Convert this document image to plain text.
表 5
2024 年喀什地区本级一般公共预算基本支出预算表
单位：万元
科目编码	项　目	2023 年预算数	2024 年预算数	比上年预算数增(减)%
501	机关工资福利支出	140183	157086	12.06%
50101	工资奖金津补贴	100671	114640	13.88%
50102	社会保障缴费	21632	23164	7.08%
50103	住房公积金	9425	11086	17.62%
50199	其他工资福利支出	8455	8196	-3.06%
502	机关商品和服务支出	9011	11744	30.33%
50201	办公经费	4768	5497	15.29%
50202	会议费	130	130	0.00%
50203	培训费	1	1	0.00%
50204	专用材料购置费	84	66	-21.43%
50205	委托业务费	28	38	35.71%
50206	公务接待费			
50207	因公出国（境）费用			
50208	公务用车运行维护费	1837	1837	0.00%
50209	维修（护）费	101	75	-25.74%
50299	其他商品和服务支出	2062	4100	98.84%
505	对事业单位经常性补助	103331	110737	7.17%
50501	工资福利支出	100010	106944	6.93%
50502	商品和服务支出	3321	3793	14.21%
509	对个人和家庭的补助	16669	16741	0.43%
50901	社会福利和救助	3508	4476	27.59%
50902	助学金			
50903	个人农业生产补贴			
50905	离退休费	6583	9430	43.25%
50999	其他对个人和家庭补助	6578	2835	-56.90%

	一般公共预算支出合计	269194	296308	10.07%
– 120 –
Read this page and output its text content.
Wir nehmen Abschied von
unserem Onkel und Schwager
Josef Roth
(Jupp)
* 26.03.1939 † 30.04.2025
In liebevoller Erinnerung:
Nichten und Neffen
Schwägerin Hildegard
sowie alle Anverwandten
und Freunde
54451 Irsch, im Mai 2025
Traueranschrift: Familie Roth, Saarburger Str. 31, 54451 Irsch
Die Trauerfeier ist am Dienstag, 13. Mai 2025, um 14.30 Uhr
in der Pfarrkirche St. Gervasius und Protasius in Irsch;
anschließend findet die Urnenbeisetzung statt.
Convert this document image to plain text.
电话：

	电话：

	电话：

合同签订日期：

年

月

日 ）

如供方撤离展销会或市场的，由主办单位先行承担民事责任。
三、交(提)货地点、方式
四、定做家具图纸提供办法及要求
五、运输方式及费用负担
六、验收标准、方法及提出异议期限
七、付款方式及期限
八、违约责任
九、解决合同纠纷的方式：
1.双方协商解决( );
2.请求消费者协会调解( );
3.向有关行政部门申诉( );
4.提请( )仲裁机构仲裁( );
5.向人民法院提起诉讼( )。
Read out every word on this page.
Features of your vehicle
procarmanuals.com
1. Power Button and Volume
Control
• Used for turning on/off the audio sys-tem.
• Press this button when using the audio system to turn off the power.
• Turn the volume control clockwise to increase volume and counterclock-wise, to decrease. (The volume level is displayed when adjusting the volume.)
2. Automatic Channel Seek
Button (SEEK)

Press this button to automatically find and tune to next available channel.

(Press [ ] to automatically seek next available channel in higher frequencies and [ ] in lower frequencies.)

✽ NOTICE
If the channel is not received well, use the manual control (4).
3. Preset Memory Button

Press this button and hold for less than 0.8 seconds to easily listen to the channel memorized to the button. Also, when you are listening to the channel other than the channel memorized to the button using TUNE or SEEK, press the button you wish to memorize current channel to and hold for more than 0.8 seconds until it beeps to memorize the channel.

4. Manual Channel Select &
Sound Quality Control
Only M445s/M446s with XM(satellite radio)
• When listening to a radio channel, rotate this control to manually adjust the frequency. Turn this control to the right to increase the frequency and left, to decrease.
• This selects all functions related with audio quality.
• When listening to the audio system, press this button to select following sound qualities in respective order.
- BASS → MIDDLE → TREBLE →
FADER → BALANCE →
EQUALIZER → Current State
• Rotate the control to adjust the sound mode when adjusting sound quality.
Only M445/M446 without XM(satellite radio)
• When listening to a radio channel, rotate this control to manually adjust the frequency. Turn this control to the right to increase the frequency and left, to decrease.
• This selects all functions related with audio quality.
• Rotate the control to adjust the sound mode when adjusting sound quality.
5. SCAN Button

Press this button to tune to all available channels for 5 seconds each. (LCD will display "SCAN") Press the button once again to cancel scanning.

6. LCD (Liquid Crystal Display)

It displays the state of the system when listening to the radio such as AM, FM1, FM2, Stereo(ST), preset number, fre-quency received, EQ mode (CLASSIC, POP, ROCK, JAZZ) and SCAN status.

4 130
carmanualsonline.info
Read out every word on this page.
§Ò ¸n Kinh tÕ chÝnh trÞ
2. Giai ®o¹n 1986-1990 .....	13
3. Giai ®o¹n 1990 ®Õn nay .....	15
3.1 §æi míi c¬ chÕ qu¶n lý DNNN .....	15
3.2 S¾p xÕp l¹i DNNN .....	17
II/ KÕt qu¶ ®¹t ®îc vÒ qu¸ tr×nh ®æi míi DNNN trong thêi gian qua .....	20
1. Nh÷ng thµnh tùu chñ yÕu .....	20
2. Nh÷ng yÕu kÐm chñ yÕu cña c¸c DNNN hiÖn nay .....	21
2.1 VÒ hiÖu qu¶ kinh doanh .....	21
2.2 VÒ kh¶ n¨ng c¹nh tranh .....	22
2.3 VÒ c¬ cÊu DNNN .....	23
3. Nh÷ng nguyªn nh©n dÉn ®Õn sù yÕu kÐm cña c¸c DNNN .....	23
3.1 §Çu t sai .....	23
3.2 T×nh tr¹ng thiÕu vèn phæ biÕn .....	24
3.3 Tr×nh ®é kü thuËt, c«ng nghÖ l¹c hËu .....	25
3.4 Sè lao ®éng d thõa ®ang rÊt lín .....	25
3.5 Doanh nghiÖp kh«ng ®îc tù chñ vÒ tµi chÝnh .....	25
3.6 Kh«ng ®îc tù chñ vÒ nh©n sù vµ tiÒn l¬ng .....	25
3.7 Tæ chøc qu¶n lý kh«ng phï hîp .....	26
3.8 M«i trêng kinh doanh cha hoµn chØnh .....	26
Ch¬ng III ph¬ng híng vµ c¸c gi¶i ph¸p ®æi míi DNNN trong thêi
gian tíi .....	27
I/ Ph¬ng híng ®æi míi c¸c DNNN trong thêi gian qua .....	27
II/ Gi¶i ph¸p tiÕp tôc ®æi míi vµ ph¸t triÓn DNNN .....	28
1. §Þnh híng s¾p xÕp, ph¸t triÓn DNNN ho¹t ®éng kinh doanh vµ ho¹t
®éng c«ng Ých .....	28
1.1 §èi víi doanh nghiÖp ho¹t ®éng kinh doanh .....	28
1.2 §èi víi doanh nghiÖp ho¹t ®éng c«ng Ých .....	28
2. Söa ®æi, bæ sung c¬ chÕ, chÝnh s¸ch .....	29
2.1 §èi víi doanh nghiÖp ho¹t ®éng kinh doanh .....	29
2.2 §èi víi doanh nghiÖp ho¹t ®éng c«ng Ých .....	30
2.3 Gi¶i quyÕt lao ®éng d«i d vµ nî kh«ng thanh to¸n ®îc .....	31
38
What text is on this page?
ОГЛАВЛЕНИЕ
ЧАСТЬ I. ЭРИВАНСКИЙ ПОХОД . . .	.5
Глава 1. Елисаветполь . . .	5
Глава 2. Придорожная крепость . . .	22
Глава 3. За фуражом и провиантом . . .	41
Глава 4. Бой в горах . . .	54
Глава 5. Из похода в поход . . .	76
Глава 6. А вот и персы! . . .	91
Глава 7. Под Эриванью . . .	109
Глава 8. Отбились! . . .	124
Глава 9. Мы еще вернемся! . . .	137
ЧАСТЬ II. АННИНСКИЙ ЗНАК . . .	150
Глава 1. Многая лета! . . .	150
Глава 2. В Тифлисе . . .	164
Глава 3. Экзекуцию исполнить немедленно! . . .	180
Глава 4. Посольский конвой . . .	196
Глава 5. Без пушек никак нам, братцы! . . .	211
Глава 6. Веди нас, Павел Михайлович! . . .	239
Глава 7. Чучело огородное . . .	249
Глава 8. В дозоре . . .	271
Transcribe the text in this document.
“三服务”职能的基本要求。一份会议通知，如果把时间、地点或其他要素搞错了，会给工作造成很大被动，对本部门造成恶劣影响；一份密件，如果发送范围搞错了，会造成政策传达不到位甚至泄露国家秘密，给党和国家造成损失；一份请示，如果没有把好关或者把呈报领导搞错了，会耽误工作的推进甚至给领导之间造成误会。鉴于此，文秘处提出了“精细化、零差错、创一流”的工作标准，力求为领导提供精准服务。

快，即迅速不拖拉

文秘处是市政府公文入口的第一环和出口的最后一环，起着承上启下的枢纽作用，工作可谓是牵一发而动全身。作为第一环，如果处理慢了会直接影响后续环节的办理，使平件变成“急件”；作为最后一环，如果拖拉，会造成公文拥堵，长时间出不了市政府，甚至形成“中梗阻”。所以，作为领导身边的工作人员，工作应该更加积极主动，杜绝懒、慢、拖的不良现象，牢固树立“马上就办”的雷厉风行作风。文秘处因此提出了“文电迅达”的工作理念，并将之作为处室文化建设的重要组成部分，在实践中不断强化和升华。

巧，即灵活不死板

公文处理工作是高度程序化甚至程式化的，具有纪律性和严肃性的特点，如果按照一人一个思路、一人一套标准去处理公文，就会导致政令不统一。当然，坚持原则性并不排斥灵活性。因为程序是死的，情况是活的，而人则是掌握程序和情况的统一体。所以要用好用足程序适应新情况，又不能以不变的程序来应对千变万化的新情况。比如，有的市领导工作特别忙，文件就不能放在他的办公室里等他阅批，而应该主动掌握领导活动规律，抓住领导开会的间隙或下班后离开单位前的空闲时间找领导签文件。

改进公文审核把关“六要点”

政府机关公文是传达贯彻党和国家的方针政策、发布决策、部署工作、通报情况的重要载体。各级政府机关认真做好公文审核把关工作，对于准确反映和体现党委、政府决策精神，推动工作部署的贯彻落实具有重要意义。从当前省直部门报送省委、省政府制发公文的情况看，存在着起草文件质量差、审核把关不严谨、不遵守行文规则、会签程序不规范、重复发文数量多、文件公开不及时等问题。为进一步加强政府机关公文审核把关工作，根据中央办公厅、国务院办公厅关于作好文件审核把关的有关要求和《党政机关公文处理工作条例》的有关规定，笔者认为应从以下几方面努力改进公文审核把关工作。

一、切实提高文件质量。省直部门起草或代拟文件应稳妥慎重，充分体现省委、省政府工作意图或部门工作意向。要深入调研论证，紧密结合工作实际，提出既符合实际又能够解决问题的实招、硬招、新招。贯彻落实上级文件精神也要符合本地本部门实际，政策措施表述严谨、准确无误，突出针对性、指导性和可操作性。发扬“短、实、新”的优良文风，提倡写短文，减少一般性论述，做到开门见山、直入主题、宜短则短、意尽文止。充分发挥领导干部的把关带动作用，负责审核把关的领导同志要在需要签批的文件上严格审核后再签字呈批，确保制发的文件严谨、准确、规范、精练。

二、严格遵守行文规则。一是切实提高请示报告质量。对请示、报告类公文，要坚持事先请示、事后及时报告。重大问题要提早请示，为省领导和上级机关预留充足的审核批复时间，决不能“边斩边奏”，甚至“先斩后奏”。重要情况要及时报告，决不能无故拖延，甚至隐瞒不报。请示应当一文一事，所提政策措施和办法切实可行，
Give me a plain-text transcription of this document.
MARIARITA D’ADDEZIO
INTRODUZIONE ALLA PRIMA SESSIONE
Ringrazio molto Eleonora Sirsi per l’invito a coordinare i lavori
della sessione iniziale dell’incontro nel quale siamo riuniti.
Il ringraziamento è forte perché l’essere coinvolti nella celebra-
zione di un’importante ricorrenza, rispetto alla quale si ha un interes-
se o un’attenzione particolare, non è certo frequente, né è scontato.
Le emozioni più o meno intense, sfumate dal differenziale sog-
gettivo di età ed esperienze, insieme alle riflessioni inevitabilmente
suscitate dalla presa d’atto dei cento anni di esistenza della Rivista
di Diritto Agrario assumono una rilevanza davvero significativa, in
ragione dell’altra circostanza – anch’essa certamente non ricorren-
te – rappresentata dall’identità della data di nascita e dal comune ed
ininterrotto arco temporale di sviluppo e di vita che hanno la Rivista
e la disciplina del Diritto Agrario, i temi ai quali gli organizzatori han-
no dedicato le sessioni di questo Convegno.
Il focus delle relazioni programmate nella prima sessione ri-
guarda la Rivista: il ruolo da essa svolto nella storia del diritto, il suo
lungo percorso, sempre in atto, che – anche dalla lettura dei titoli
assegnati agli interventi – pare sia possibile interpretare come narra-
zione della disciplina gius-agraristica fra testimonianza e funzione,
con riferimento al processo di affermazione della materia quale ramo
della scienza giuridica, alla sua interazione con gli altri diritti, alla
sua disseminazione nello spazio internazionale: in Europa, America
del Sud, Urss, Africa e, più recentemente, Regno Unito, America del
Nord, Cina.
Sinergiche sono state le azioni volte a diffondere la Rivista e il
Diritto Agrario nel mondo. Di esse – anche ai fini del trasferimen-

----

◆ Written request: Your task is to collect every line above that contains the word "Agrario".

◆ In response:
di Diritto Agrario assumono una rilevanza davvero significativa, in
e la disciplina del Diritto Agrario, i temi ai quali gli organizzatori han-
Diritto Agrario nel mondo. Di esse – anche ai fini del trasferimen-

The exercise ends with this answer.